## Required actions
1/ From the thread about the reserve recon paper, extract the passage word for word, starting at the words "Whether they want" and ending after the words "in on this.".
2/ In the thread about the reserve recon paper, how many more training days does Gunz propose adding?

## Text block

# .A paper written on Reserve Recon



## leonrazurado (Mar 27, 2017)

Written by Major Brooks. Never met him and never heard of him. There are some interesting points, namely establishing a pipeline for Reconnaissance students, and allowing more funding for training time for reserve units to better prepare for deployments, etc….

http://www.dtic.mil/get-tr-doc/pdf?AD=ADA601020

Also sheds some light on the problems reserve units face as far as recruiting goes.


----------



## Teufel (Mar 28, 2017)

I don't know Maj Brooks but I'm very familiar with the officers he referenced as sources did his paper. The reserve recon units have a lot of challenges that cannot easily be fixed without improved funding and recruitment. I can go on at length about it when I have more time. He has good ideas. The last I&I for 4th recon was pushing hard in that direction.


----------



## Gunz (Mar 28, 2017)

Increase to 25 more training days and over-recruit. Seems very sensible considering the standards that have to be maintained, the lengthy training pipeline and the wash-out percentage.


----------



## leonrazurado (Mar 28, 2017)

Teufel said:


> I don't know Maj Brooks but I'm very familiar with the officers he referenced as sources did his paper. The reserve recon units have a lot of challenges that cannot easily be fixed without improved funding and recruitment. I can go on at length about it when I have more time. He has good ideas. The last I&I for 4th recon was pushing hard in that direction.



I haven't kept up much with the going ons of the Corps since I EAS'd. Is the commandant still pushing for a better prepared reserve force? Or is it on the back burner now that president Trump is growing active duty numbers?


----------



## leonrazurado (Mar 28, 2017)

Ocoka said:


> Increase to 25 more training days and over-recruit. Seems very sensible considering the standards that have to be maintained, the lengthy training pipeline and the wash-out percentage.


I agree. Although I'm not sure what reserve Recon culture is like. I'd be interested to know if most of the bubba's are wanting more training days.


----------



## Gunz (Mar 28, 2017)

leonrazurado said:


> I agree. Although I'm not sure what reserve Recon culture is like. I'd be interested to know if most of the bubba's are wanting more training days.




Whether they want them or not, they apparently need them to stay mission capable. Even with an extra 25 days, I wonder if Reserve Recon could stay as proficient as the A/D guys who train continuously? I'll wait to hear  @Teufel weigh in on this.


----------



## leonrazurado (Mar 28, 2017)

## Raw records
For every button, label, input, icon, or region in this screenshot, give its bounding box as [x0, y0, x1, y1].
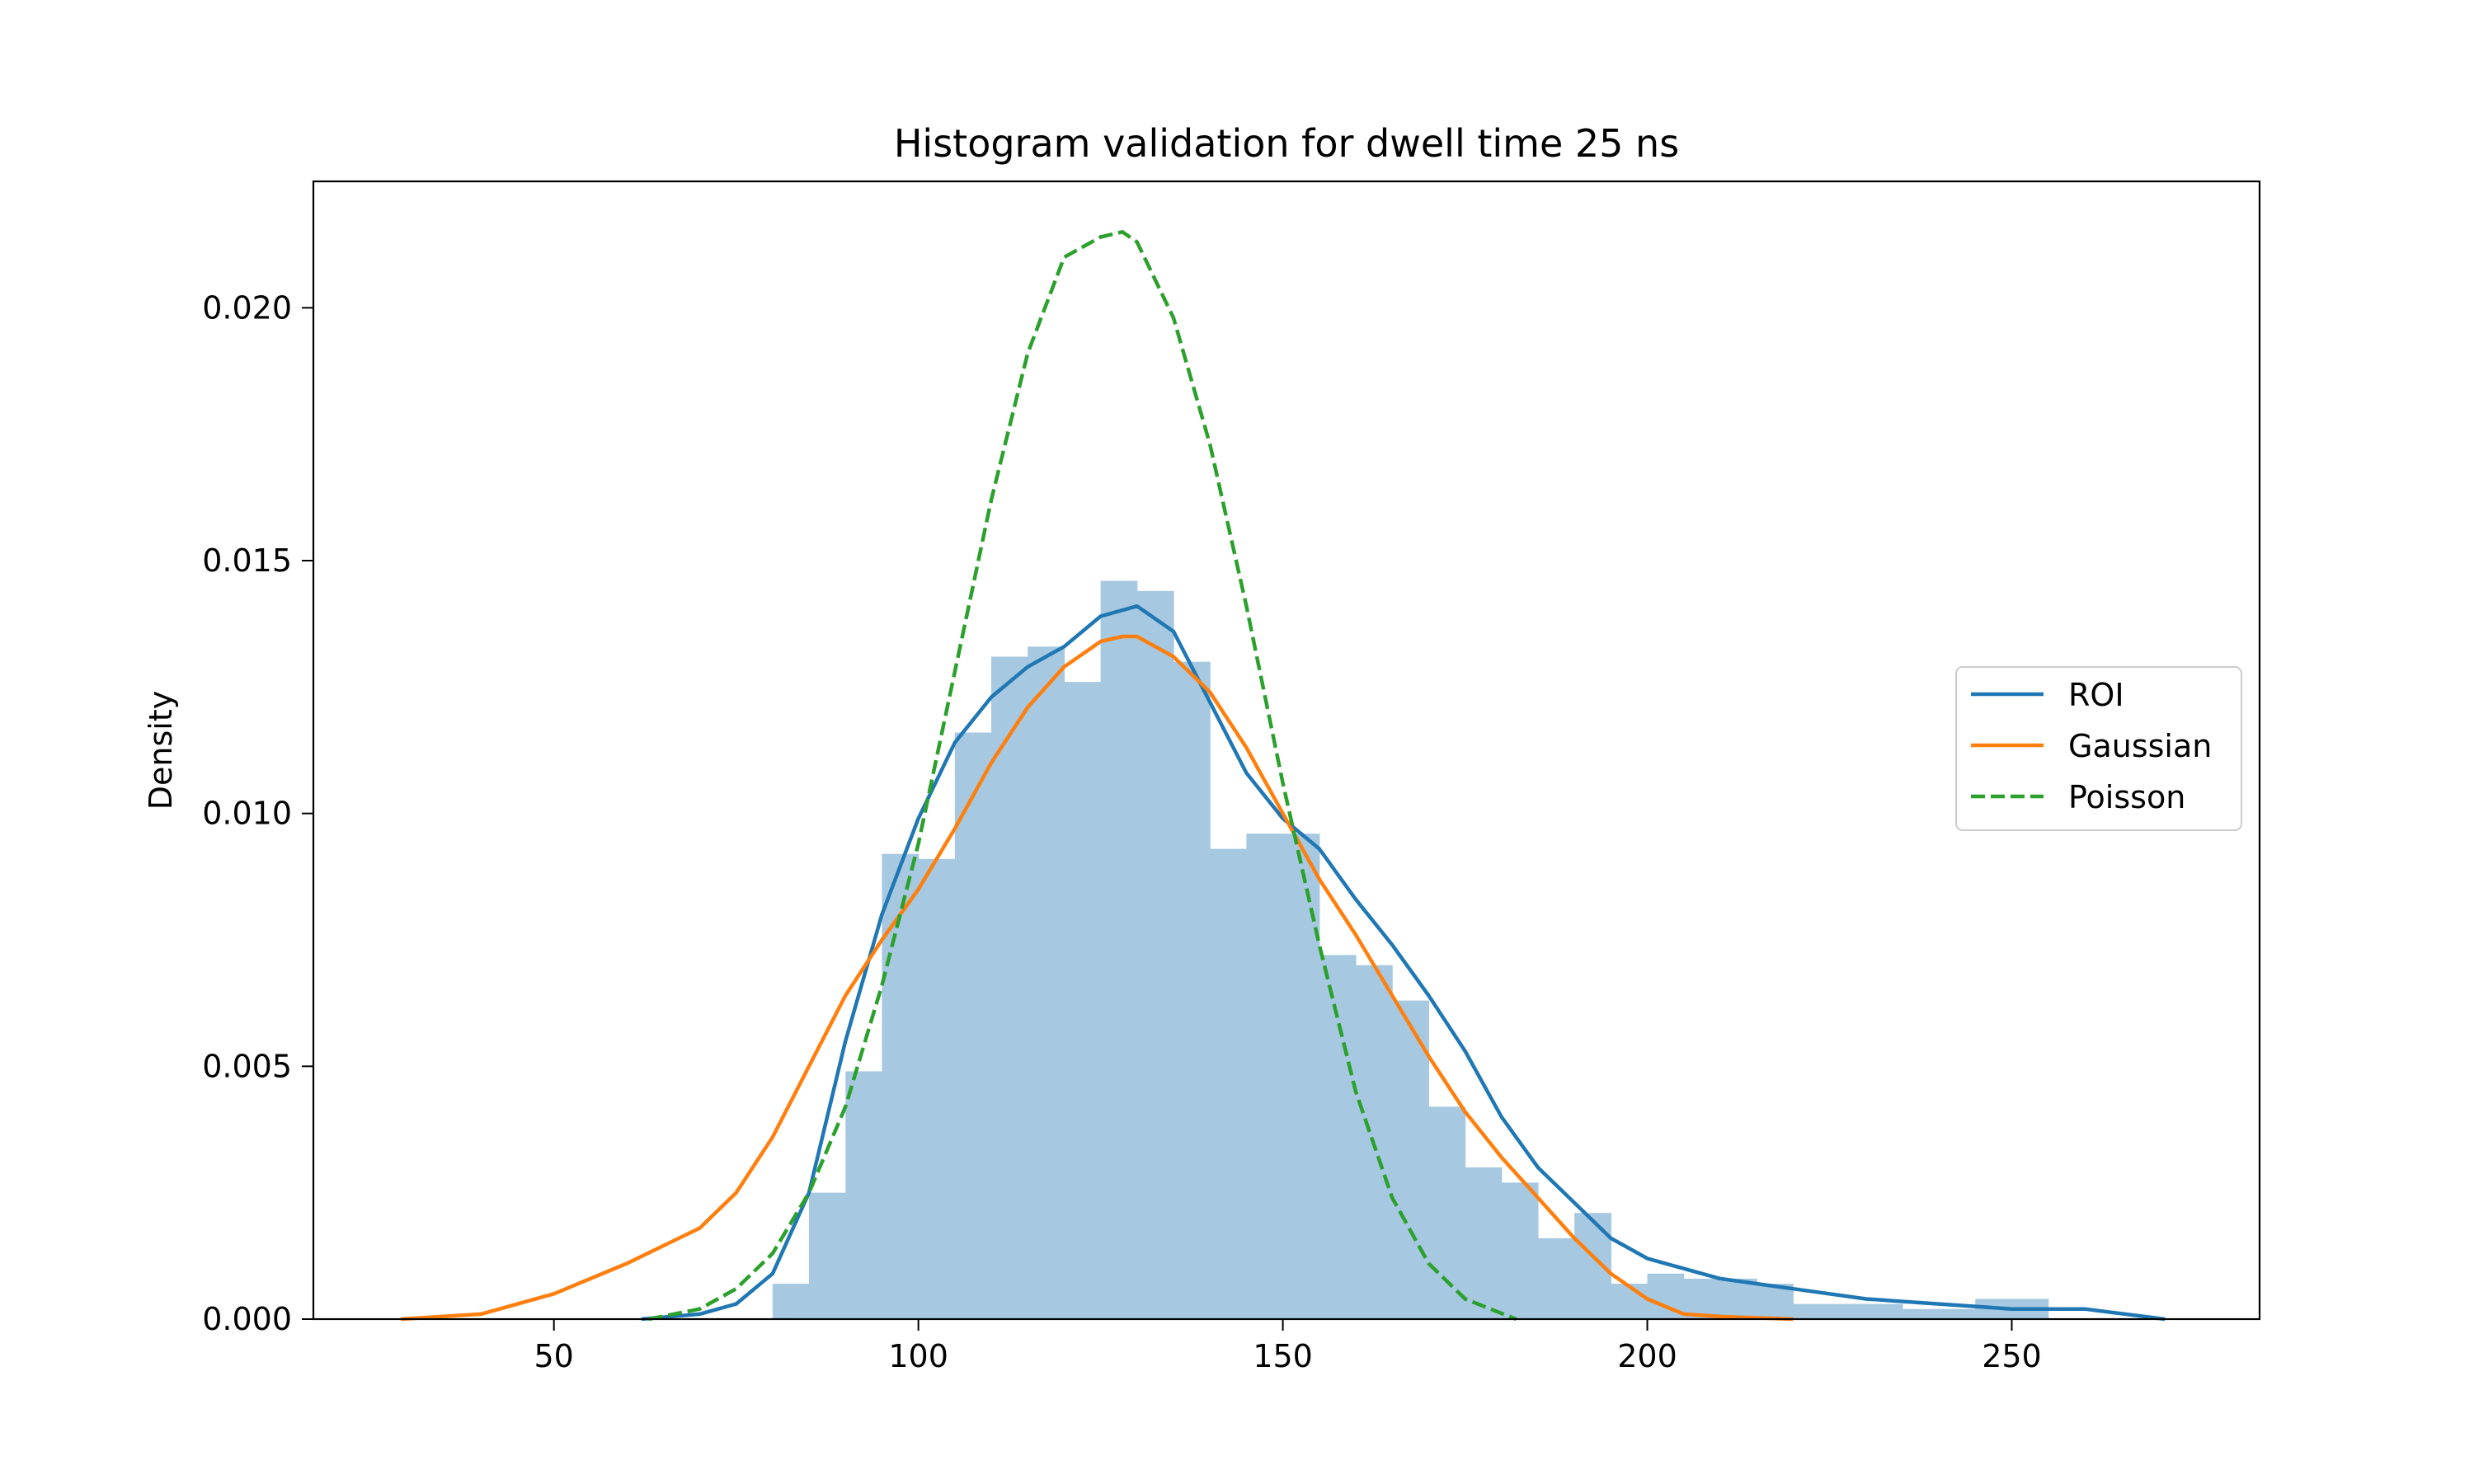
histogram-bar	[1537, 1237, 1575, 1319]
histogram-bar	[1210, 848, 1247, 1319]
histogram-bar	[991, 656, 1028, 1319]
histogram-bar	[1719, 1278, 1757, 1319]
histogram-bar	[1611, 1284, 1649, 1319]
x-tick-label: 250	[1982, 1338, 2042, 1374]
x-tick-label: 150	[1253, 1338, 1313, 1374]
histogram-bar	[809, 1192, 846, 1319]
histogram-bar	[1501, 1182, 1539, 1319]
y-tick-label: 0.010	[202, 796, 292, 832]
histogram-bar	[1100, 580, 1138, 1319]
histogram-bar	[845, 1071, 883, 1319]
legend: ROI Gaussian Poisson	[1955, 666, 2242, 831]
legend-label-roi: ROI	[2068, 677, 2124, 713]
chart-title: Histogram validation for dwell time 25 n…	[894, 121, 1679, 166]
histogram-bar	[1793, 1303, 1831, 1319]
histogram-bar	[1028, 646, 1065, 1319]
histogram-bar	[1939, 1308, 1976, 1319]
histogram-bar	[882, 853, 920, 1319]
x-tick-label: 200	[1617, 1338, 1677, 1374]
histogram-bar	[1173, 661, 1211, 1319]
histogram-bar	[1282, 834, 1320, 1319]
histogram-bar	[1319, 955, 1357, 1319]
y-tick-label: 0.020	[202, 289, 292, 326]
y-tick-label: 0.000	[202, 1301, 292, 1337]
histogram-bar	[1136, 590, 1174, 1319]
histogram-bars	[772, 580, 2049, 1319]
legend-items: ROI Gaussian Poisson	[1971, 677, 2212, 815]
histogram-bar	[1574, 1213, 1611, 1319]
histogram-bar	[1465, 1167, 1503, 1319]
y-axis-ticks: 0.000 0.005 0.010 0.015 0.020	[202, 289, 313, 1337]
histogram-bar	[1683, 1278, 1721, 1319]
histogram-bar	[1829, 1303, 1867, 1319]
histogram-bar	[1428, 1106, 1466, 1319]
y-tick-label: 0.015	[202, 542, 292, 579]
series-line-roi	[641, 603, 2166, 1322]
x-tick-label: 100	[888, 1338, 948, 1374]
y-axis-label: Density	[143, 691, 179, 810]
histogram-bar	[918, 858, 956, 1319]
series-line-poisson	[648, 230, 1517, 1322]
histogram-bar	[1865, 1303, 1903, 1319]
legend-label-gaussian: Gaussian	[2068, 728, 2212, 764]
y-tick-label: 0.005	[202, 1048, 292, 1084]
density-lines	[400, 230, 2166, 1322]
plot-frame	[312, 180, 2261, 1321]
histogram-bar	[954, 732, 992, 1319]
histogram-bar	[1246, 834, 1284, 1319]
x-axis-ticks: 50 100 150 200 250	[534, 1319, 2042, 1374]
legend-box	[1955, 666, 2242, 831]
histogram-bar	[772, 1284, 810, 1319]
histogram-bar	[1392, 1000, 1429, 1319]
histogram-bar	[1902, 1308, 1940, 1319]
series-line-gaussian	[400, 634, 1794, 1322]
x-tick-label: 50	[534, 1338, 574, 1374]
legend-label-poisson: Poisson	[2068, 779, 2185, 815]
histogram-bar	[1064, 682, 1102, 1319]
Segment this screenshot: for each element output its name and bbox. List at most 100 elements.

## Responses by task
1/
Whether they want them or not, they apparently need them to stay mission capable. Even with an extra 25 days, I wonder if Reserve Recon could stay as proficient as the A/D guys who train continuously? I'll wait to hear  @Teufel weigh in on this.

2/ 25 more training days.